Directions -> Reproduce the lines of the material exactly, excluding every image.

◆ ◆ ◆ ◆ ◆ ◆ ◆

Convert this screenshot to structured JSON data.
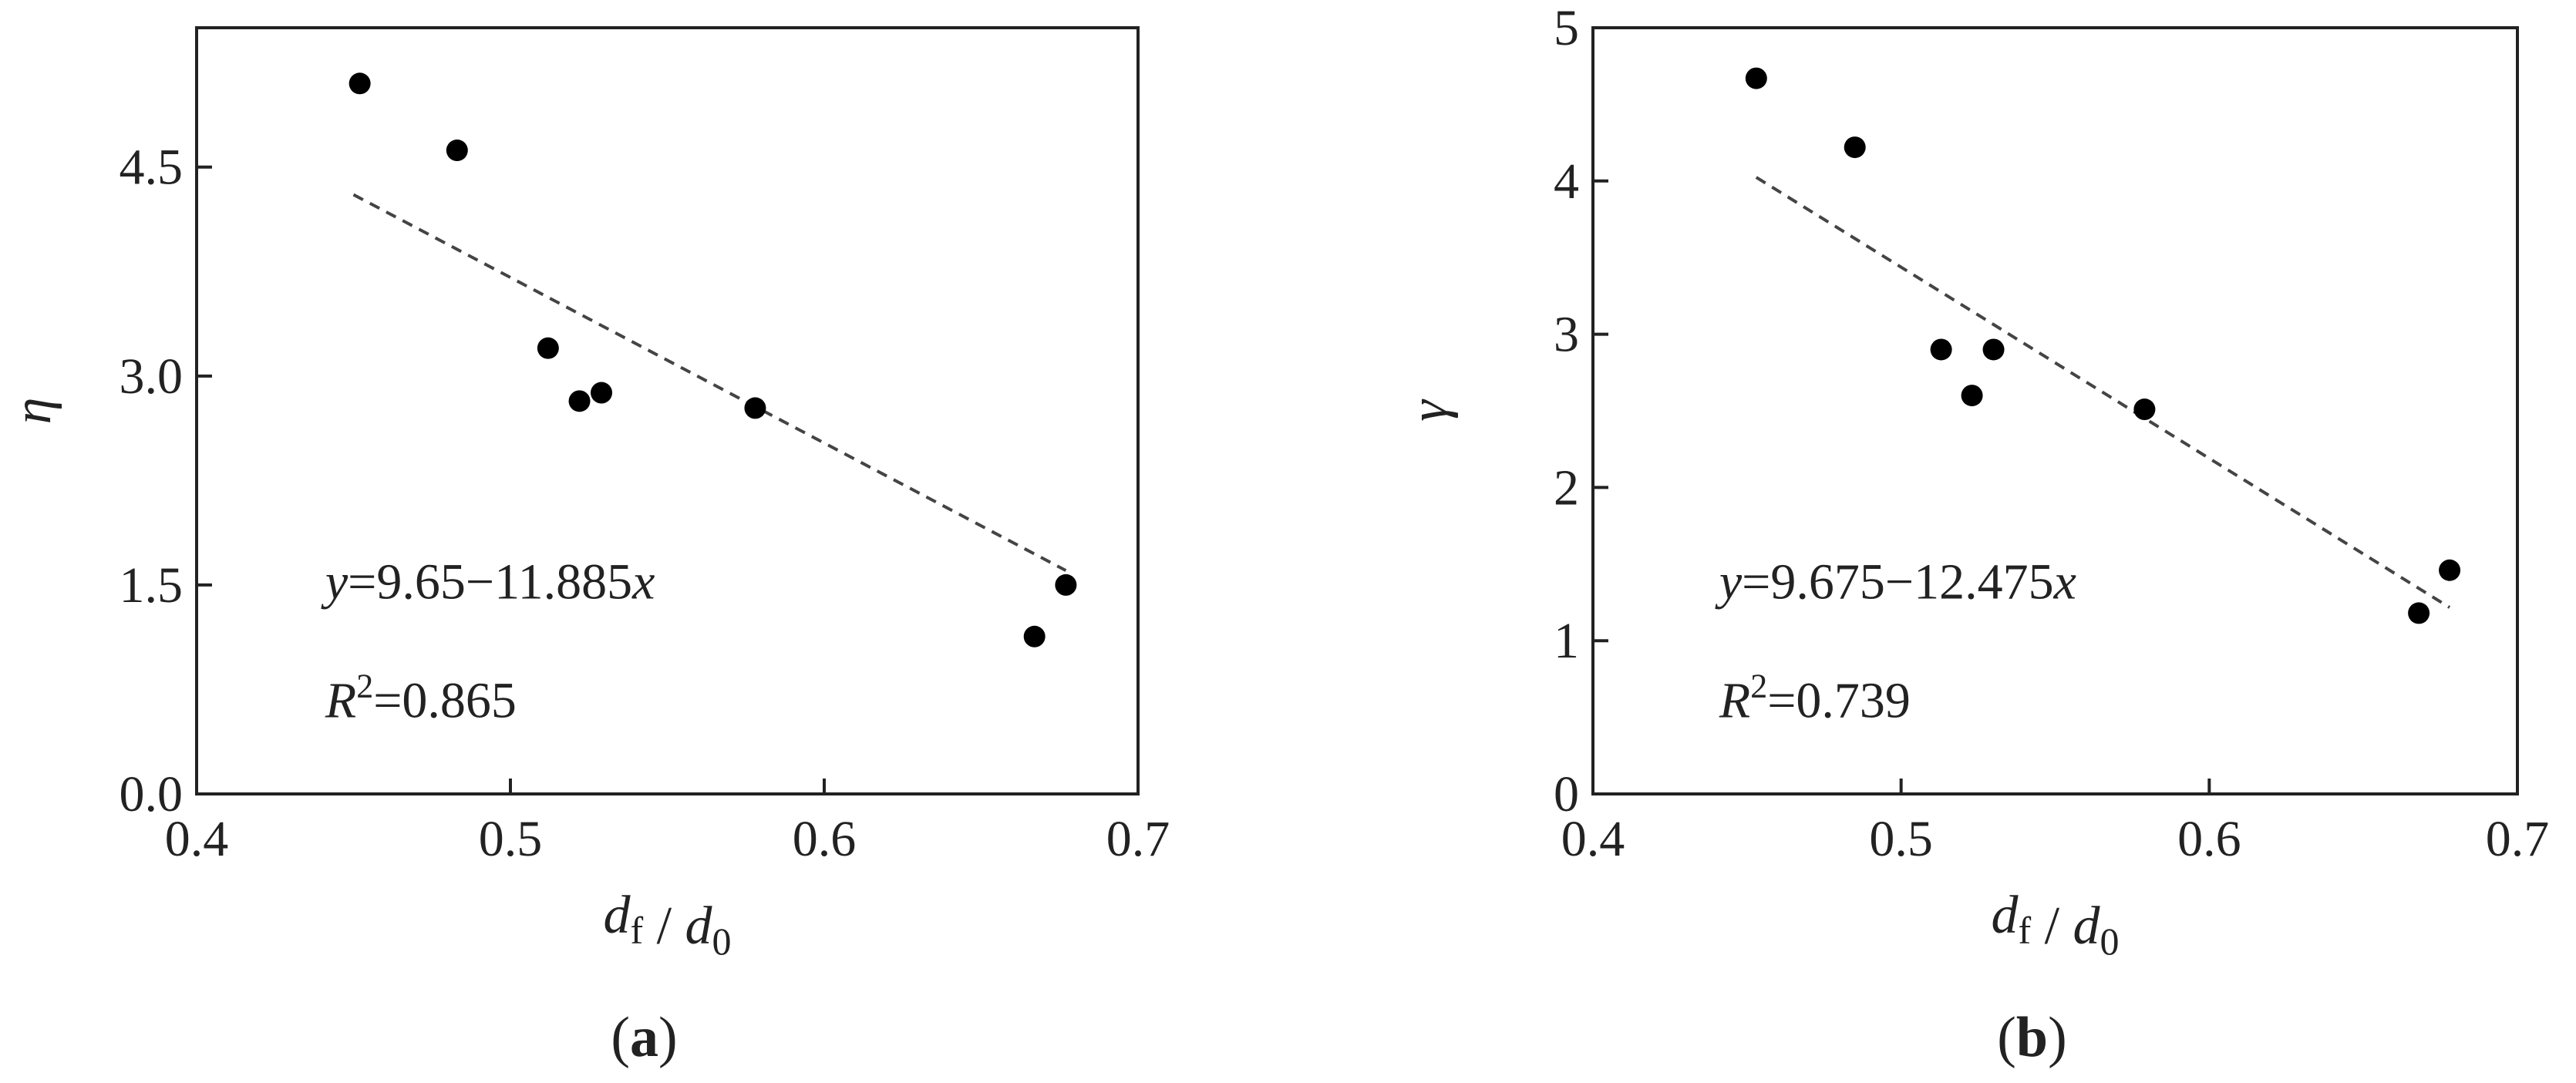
{
  "chart_data": [
    {
      "type": "scatter",
      "panel": "(a)",
      "panel_letter": "a",
      "x": [
        0.452,
        0.483,
        0.512,
        0.522,
        0.529,
        0.578,
        0.667,
        0.677
      ],
      "y": [
        5.1,
        4.62,
        3.2,
        2.82,
        2.88,
        2.77,
        1.13,
        1.5
      ],
      "fit": {
        "intercept": 9.65,
        "slope": -11.885,
        "x_range": [
          0.45,
          0.677
        ],
        "style": "dashed"
      },
      "equation": "y=9.65−11.885x",
      "r2": "R²=0.865",
      "xlabel": "df / d0",
      "ylabel": "η",
      "xlim": [
        0.4,
        0.7
      ],
      "ylim": [
        0.0,
        5.5
      ],
      "xticks": [
        0.4,
        0.5,
        0.6,
        0.7
      ],
      "xtick_labels": [
        "0.4",
        "0.5",
        "0.6",
        "0.7"
      ],
      "yticks": [
        0.0,
        1.5,
        3.0,
        4.5
      ],
      "ytick_labels": [
        "0.0",
        "1.5",
        "3.0",
        "4.5"
      ],
      "grid": false,
      "marker_color": "#000000",
      "line_color": "#444444"
    },
    {
      "type": "scatter",
      "panel": "(b)",
      "panel_letter": "b",
      "x": [
        0.453,
        0.485,
        0.513,
        0.523,
        0.53,
        0.579,
        0.668,
        0.678
      ],
      "y": [
        4.67,
        4.22,
        2.9,
        2.6,
        2.9,
        2.51,
        1.18,
        1.46
      ],
      "fit": {
        "intercept": 9.675,
        "slope": -12.475,
        "x_range": [
          0.453,
          0.678
        ],
        "style": "dashed"
      },
      "equation": "y=9.675−12.475x",
      "r2": "R²=0.739",
      "xlabel": "df / d0",
      "ylabel": "γ",
      "xlim": [
        0.4,
        0.7
      ],
      "ylim": [
        0,
        5
      ],
      "xticks": [
        0.4,
        0.5,
        0.6,
        0.7
      ],
      "xtick_labels": [
        "0.4",
        "0.5",
        "0.6",
        "0.7"
      ],
      "yticks": [
        0,
        1,
        2,
        3,
        4,
        5
      ],
      "ytick_labels": [
        "0",
        "1",
        "2",
        "3",
        "4",
        "5"
      ],
      "grid": false,
      "marker_color": "#000000",
      "line_color": "#444444"
    }
  ]
}
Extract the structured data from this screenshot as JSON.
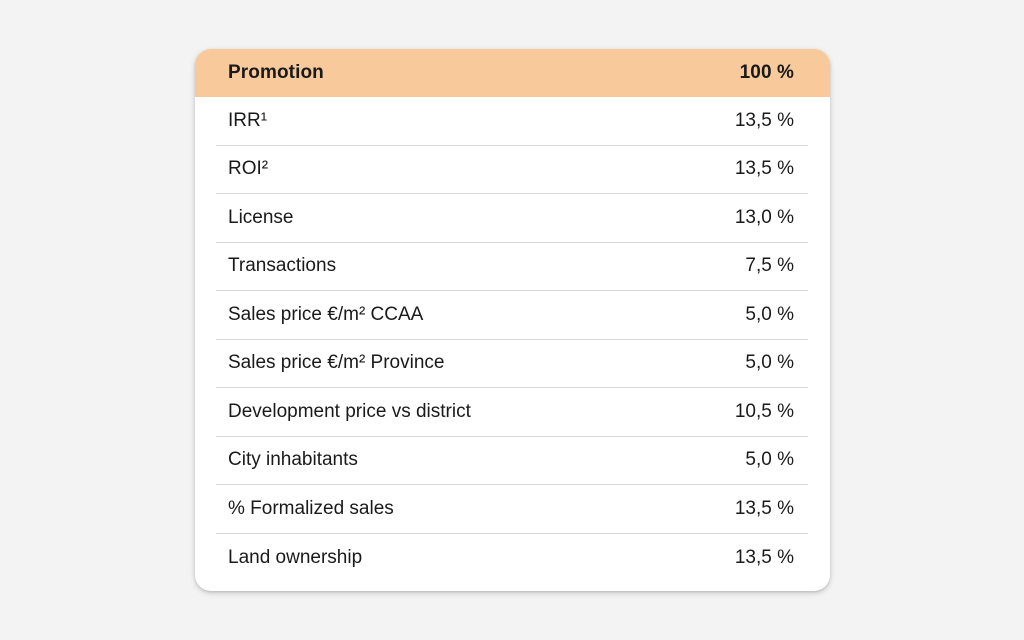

◆ ◆ ◆ ◆ ◆ ◆ ◆

Final result ->
Convert this screenshot to structured JSON data.
{
  "chart_data": [
    {
      "type": "scatter",
      "panel": "(a)",
      "panel_letter": "a",
      "x": [
        0.452,
        0.483,
        0.512,
        0.522,
        0.529,
        0.578,
        0.667,
        0.677
      ],
      "y": [
        5.1,
        4.62,
        3.2,
        2.82,
        2.88,
        2.77,
        1.13,
        1.5
      ],
      "fit": {
        "intercept": 9.65,
        "slope": -11.885,
        "x_range": [
          0.45,
          0.677
        ],
        "style": "dashed"
      },
      "equation": "y=9.65−11.885x",
      "r2": "R²=0.865",
      "xlabel": "df / d0",
      "ylabel": "η",
      "xlim": [
        0.4,
        0.7
      ],
      "ylim": [
        0.0,
        5.5
      ],
      "xticks": [
        0.4,
        0.5,
        0.6,
        0.7
      ],
      "xtick_labels": [
        "0.4",
        "0.5",
        "0.6",
        "0.7"
      ],
      "yticks": [
        0.0,
        1.5,
        3.0,
        4.5
      ],
      "ytick_labels": [
        "0.0",
        "1.5",
        "3.0",
        "4.5"
      ],
      "grid": false,
      "marker_color": "#000000",
      "line_color": "#444444"
    },
    {
      "type": "scatter",
      "panel": "(b)",
      "panel_letter": "b",
      "x": [
        0.453,
        0.485,
        0.513,
        0.523,
        0.53,
        0.579,
        0.668,
        0.678
      ],
      "y": [
        4.67,
        4.22,
        2.9,
        2.6,
        2.9,
        2.51,
        1.18,
        1.46
      ],
      "fit": {
        "intercept": 9.675,
        "slope": -12.475,
        "x_range": [
          0.453,
          0.678
        ],
        "style": "dashed"
      },
      "equation": "y=9.675−12.475x",
      "r2": "R²=0.739",
      "xlabel": "df / d0",
      "ylabel": "γ",
      "xlim": [
        0.4,
        0.7
      ],
      "ylim": [
        0,
        5
      ],
      "xticks": [
        0.4,
        0.5,
        0.6,
        0.7
      ],
      "xtick_labels": [
        "0.4",
        "0.5",
        "0.6",
        "0.7"
      ],
      "yticks": [
        0,
        1,
        2,
        3,
        4,
        5
      ],
      "ytick_labels": [
        "0",
        "1",
        "2",
        "3",
        "4",
        "5"
      ],
      "grid": false,
      "marker_color": "#000000",
      "line_color": "#444444"
    }
  ]
}
Extract the structured data from this screenshot as JSON.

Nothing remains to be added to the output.